▶ _Exercise_
Examine the entries and show every line in which the word "this" is found.

▶ _Data listing_
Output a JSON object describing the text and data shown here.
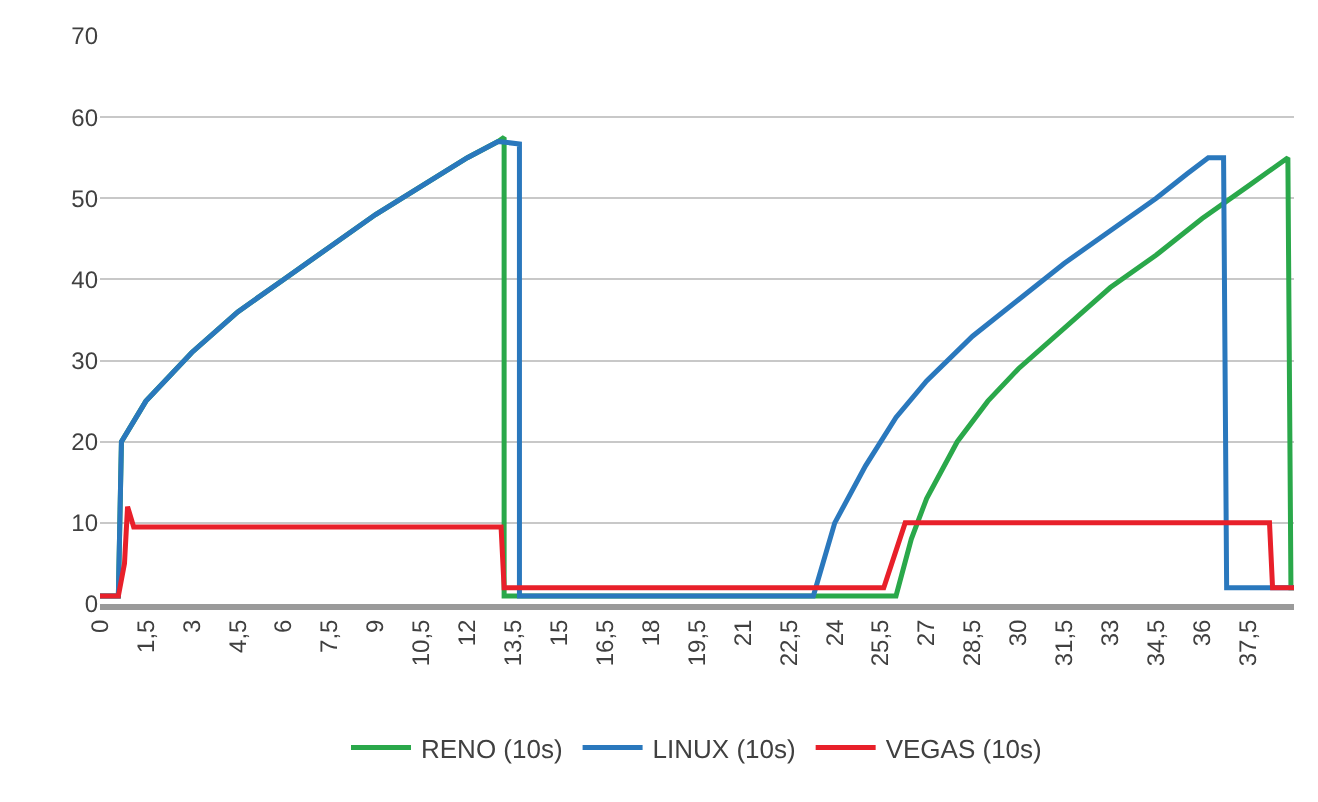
{
  "chart_data": {
    "type": "line",
    "xlim": [
      0,
      39
    ],
    "ylim": [
      0,
      70
    ],
    "xticks": [
      0,
      {
        "value": 1.5,
        "label": "1,5"
      },
      3,
      {
        "value": 4.5,
        "label": "4,5"
      },
      6,
      {
        "value": 7.5,
        "label": "7,5"
      },
      9,
      {
        "value": 10.5,
        "label": "10,5"
      },
      12,
      {
        "value": 13.5,
        "label": "13,5"
      },
      15,
      {
        "value": 16.5,
        "label": "16,5"
      },
      18,
      {
        "value": 19.5,
        "label": "19,5"
      },
      21,
      {
        "value": 22.5,
        "label": "22,5"
      },
      24,
      {
        "value": 25.5,
        "label": "25,5"
      },
      27,
      {
        "value": 28.5,
        "label": "28,5"
      },
      30,
      {
        "value": 31.5,
        "label": "31,5"
      },
      33,
      {
        "value": 34.5,
        "label": "34,5"
      },
      36,
      {
        "value": 37.5,
        "label": "37,5"
      }
    ],
    "yticks": [
      0,
      10,
      20,
      30,
      40,
      50,
      60,
      70
    ],
    "grid": "y",
    "legend": "bottom",
    "marker": "none",
    "line_style": "solid",
    "series": [
      {
        "name": "RENO (10s)",
        "color": "#2aa84a",
        "x": [
          0,
          0.6,
          0.7,
          1.5,
          3,
          4.5,
          6,
          7.5,
          9,
          10.5,
          12,
          13,
          13.2,
          13.2,
          26,
          26.5,
          27,
          28,
          29,
          30,
          31.5,
          33,
          34.5,
          36,
          37.5,
          38.8,
          38.9,
          39
        ],
        "values": [
          1,
          1,
          20,
          25,
          31,
          36,
          40,
          44,
          48,
          51.5,
          55,
          57,
          57.5,
          1,
          1,
          8,
          13,
          20,
          25,
          29,
          34,
          39,
          43,
          47.5,
          51.5,
          55,
          2,
          2
        ]
      },
      {
        "name": "LINUX (10s)",
        "color": "#2a78bd",
        "x": [
          0,
          0.6,
          0.7,
          1.5,
          3,
          4.5,
          6,
          7.5,
          9,
          10.5,
          12,
          13,
          13.7,
          13.7,
          23.3,
          24,
          25,
          26,
          27,
          28.5,
          30,
          31.5,
          33,
          34.5,
          35.5,
          36.2,
          36.7,
          36.8,
          39
        ],
        "values": [
          1,
          1,
          20,
          25,
          31,
          36,
          40,
          44,
          48,
          51.5,
          55,
          57,
          56.7,
          1,
          1,
          10,
          17,
          23,
          27.5,
          33,
          37.5,
          42,
          46,
          50,
          53,
          55,
          55,
          2,
          2
        ]
      },
      {
        "name": "VEGAS (10s)",
        "color": "#e8202a",
        "x": [
          0,
          0.6,
          0.8,
          0.9,
          1.1,
          13.1,
          13.2,
          25.6,
          26.3,
          38.2,
          38.3,
          39
        ],
        "values": [
          1,
          1,
          5,
          12,
          9.5,
          9.5,
          2,
          2,
          10,
          10,
          2,
          2
        ]
      }
    ]
  }
}
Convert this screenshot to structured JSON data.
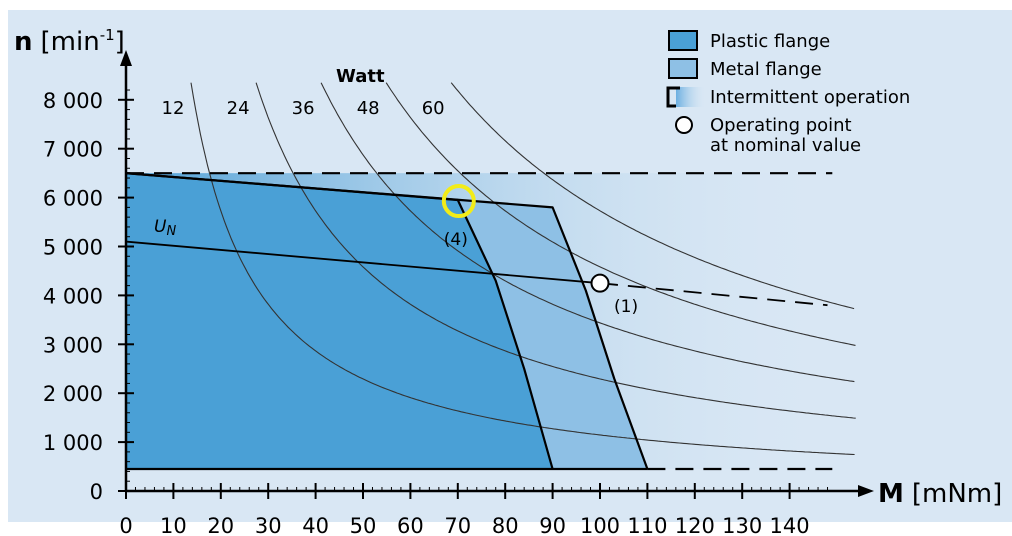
{
  "chart_data": {
    "type": "line",
    "xlabel": {
      "bold": "M",
      "unit": "[mNm]"
    },
    "ylabel": {
      "bold": "n",
      "unit_prefix": "[min",
      "unit_sup": "-1",
      "unit_suffix": "]"
    },
    "xlim": [
      0,
      150
    ],
    "ylim": [
      0,
      8500
    ],
    "x_ticks": [
      0,
      10,
      20,
      30,
      40,
      50,
      60,
      70,
      80,
      90,
      100,
      110,
      120,
      130,
      140
    ],
    "x_tick_labels": [
      "0",
      "10",
      "20",
      "30",
      "40",
      "50",
      "60",
      "70",
      "80",
      "90",
      "100",
      "110",
      "120",
      "130",
      "140"
    ],
    "y_ticks": [
      0,
      1000,
      2000,
      3000,
      4000,
      5000,
      6000,
      7000,
      8000
    ],
    "y_tick_labels": [
      "0",
      "1 000",
      "2 000",
      "3 000",
      "4 000",
      "5 000",
      "6 000",
      "7 000",
      "8 000"
    ],
    "power_title": "Watt",
    "power_curves": [
      {
        "label": "12",
        "watt": 12
      },
      {
        "label": "24",
        "watt": 24
      },
      {
        "label": "36",
        "watt": 36
      },
      {
        "label": "48",
        "watt": 48
      },
      {
        "label": "60",
        "watt": 60
      }
    ],
    "plastic_flange_region": [
      [
        0,
        450
      ],
      [
        0,
        6500
      ],
      [
        70,
        5950
      ],
      [
        78,
        4300
      ],
      [
        84,
        2500
      ],
      [
        90,
        450
      ]
    ],
    "metal_flange_region": [
      [
        0,
        450
      ],
      [
        0,
        6500
      ],
      [
        90,
        5800
      ],
      [
        97,
        4100
      ],
      [
        103,
        2300
      ],
      [
        110,
        450
      ]
    ],
    "intermittent_top_speed": 6500,
    "intermittent_bottom_speed": 450,
    "intermittent_x_range": [
      0,
      149
    ],
    "un_line": {
      "label": "U",
      "sub": "N",
      "solid": [
        [
          0,
          5100
        ],
        [
          100,
          4250
        ]
      ],
      "dashed": [
        [
          100,
          4250
        ],
        [
          148,
          3800
        ]
      ]
    },
    "operating_point": {
      "x": 100,
      "y": 4250,
      "label": "(1)"
    },
    "highlight_point": {
      "x": 70,
      "y": 5950,
      "label": "(4)"
    },
    "legend": [
      {
        "key": "plastic",
        "label": "Plastic flange"
      },
      {
        "key": "metal",
        "label": "Metal flange"
      },
      {
        "key": "intermittent",
        "label": "Intermittent operation"
      },
      {
        "key": "operating",
        "label_lines": [
          "Operating point",
          "at nominal value"
        ]
      }
    ],
    "colors": {
      "background": "#d9e7f4",
      "plastic": "#4aa0d6",
      "metal": "#8ec0e5",
      "intermittent_start": "#4d9fd6",
      "highlight": "#f2ec19",
      "line": "#000000",
      "curve": "#333333"
    }
  }
}
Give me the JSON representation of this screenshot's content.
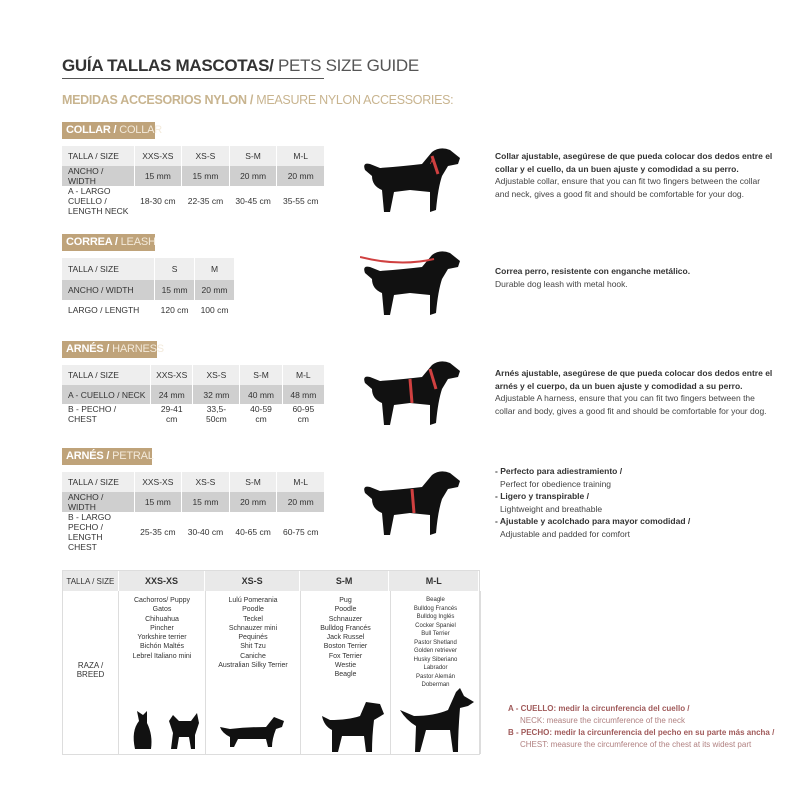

▶ _Complete answer_
Convert this screenshot to structured JSON data.
Give me the JSON representation of this screenshot's content.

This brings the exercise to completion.